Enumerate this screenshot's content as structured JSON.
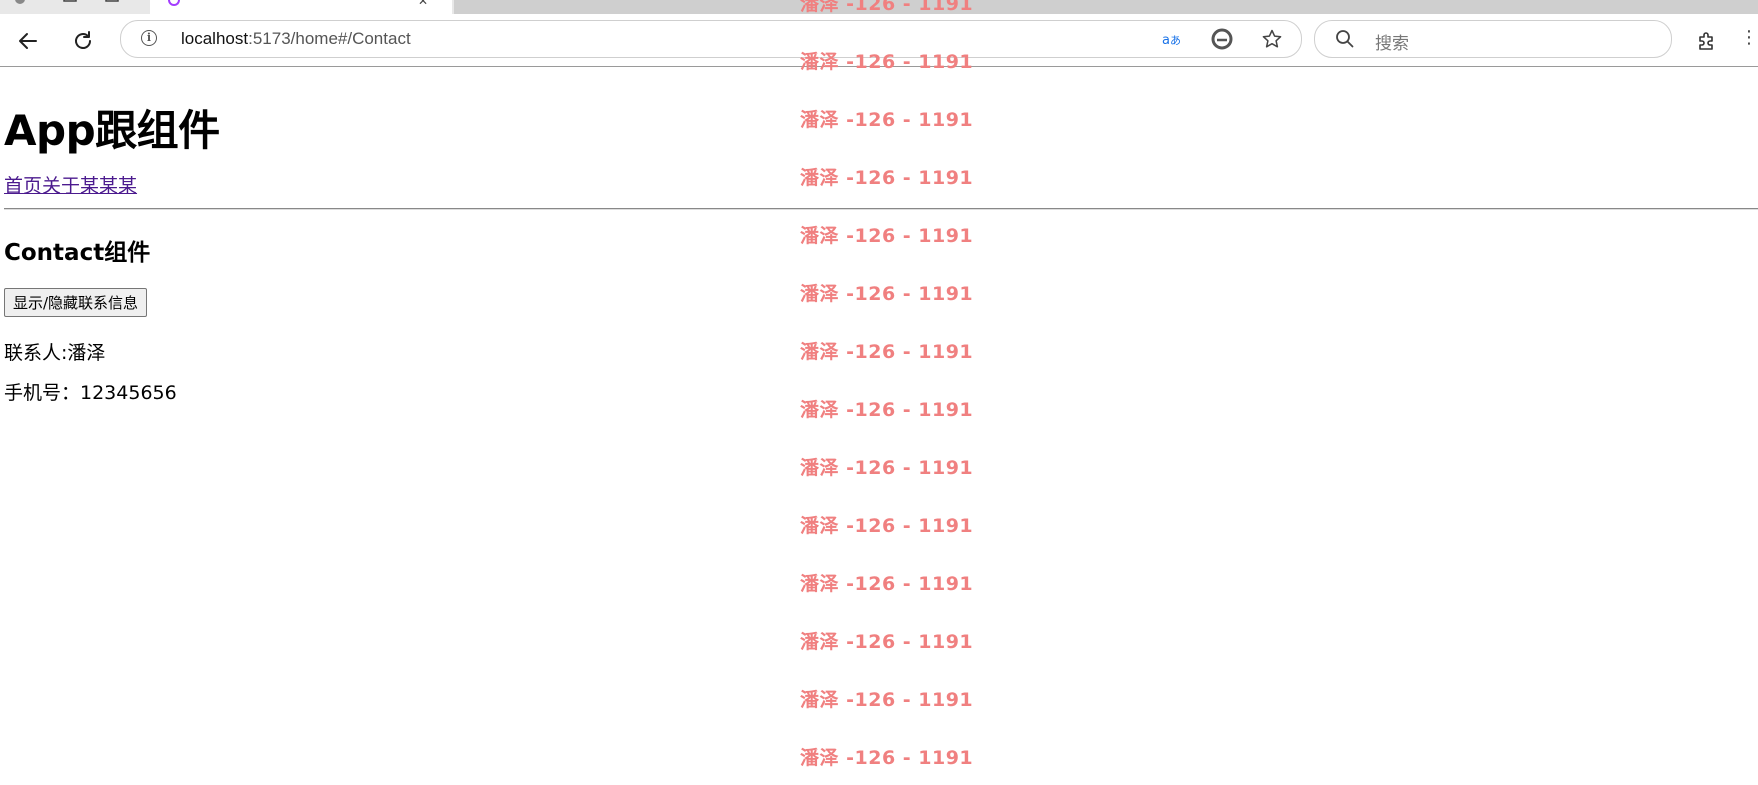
{
  "browser": {
    "address": {
      "host": "localhost",
      "rest": ":5173/home#/Contact"
    },
    "search_placeholder": "搜索",
    "icons": [
      "back-icon",
      "refresh-icon",
      "info-icon",
      "translate-icon",
      "edge-icon",
      "favorite-star-icon",
      "search-icon",
      "extensions-icon",
      "more-icon"
    ]
  },
  "page": {
    "title": "App跟组件",
    "nav_links": [
      "首页",
      "关于",
      "某某某"
    ],
    "section_title": "Contact组件",
    "toggle_button": "显示/隐藏联系信息",
    "contact_person": "联系人:潘泽",
    "phone": "手机号：12345656"
  },
  "watermark": {
    "text": "潘泽 -126 - 1191",
    "color": "#f08080",
    "count": 14
  }
}
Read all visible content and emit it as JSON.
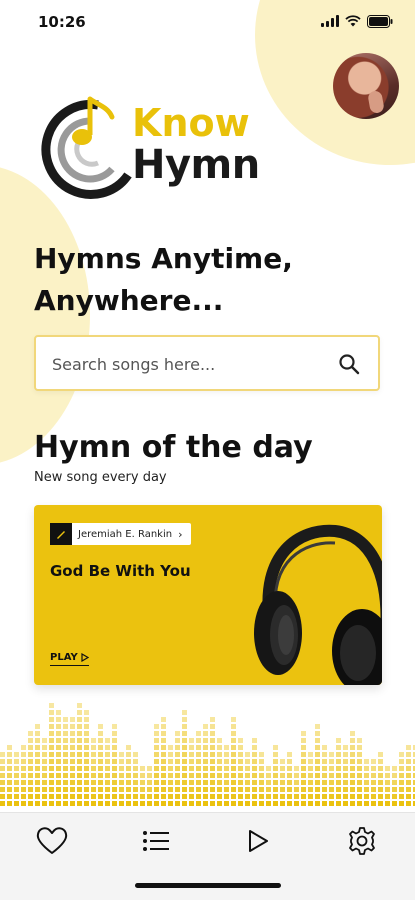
{
  "status_bar": {
    "time": "10:26"
  },
  "logo": {
    "line1": "Know",
    "line2": "Hymn"
  },
  "hero": {
    "heading": "Hymns Anytime, Anywhere..."
  },
  "search": {
    "placeholder": "Search songs here..."
  },
  "hymn_of_day": {
    "title": "Hymn of the day",
    "subtitle": "New song every day",
    "card": {
      "author": "Jeremiah E. Rankin",
      "song": "God Be With You",
      "play_label": "PLAY"
    }
  },
  "tabs": [
    {
      "icon": "heart-icon"
    },
    {
      "icon": "list-icon"
    },
    {
      "icon": "play-icon"
    },
    {
      "icon": "gear-icon"
    }
  ],
  "colors": {
    "accent": "#ebc20f",
    "accent_light": "#fbf2c6",
    "text": "#111111"
  }
}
+ + + +
The exercise:
Set down all the entries exactly as they appear, but skip any pictures.

Written answer:
Enumerate this screenshot's content as structured JSON.
{
  "browser": {
    "address": {
      "host": "localhost",
      "rest": ":5173/home#/Contact"
    },
    "search_placeholder": "搜索",
    "icons": [
      "back-icon",
      "refresh-icon",
      "info-icon",
      "translate-icon",
      "edge-icon",
      "favorite-star-icon",
      "search-icon",
      "extensions-icon",
      "more-icon"
    ]
  },
  "page": {
    "title": "App跟组件",
    "nav_links": [
      "首页",
      "关于",
      "某某某"
    ],
    "section_title": "Contact组件",
    "toggle_button": "显示/隐藏联系信息",
    "contact_person": "联系人:潘泽",
    "phone": "手机号：12345656"
  },
  "watermark": {
    "text": "潘泽 -126 - 1191",
    "color": "#f08080",
    "count": 14
  }
}
Read all visible content and emit it as JSON.
{
  "status_bar": {
    "time": "10:26"
  },
  "logo": {
    "line1": "Know",
    "line2": "Hymn"
  },
  "hero": {
    "heading": "Hymns Anytime, Anywhere..."
  },
  "search": {
    "placeholder": "Search songs here..."
  },
  "hymn_of_day": {
    "title": "Hymn of the day",
    "subtitle": "New song every day",
    "card": {
      "author": "Jeremiah E. Rankin",
      "song": "God Be With You",
      "play_label": "PLAY"
    }
  },
  "tabs": [
    {
      "icon": "heart-icon"
    },
    {
      "icon": "list-icon"
    },
    {
      "icon": "play-icon"
    },
    {
      "icon": "gear-icon"
    }
  ],
  "colors": {
    "accent": "#ebc20f",
    "accent_light": "#fbf2c6",
    "text": "#111111"
  }
}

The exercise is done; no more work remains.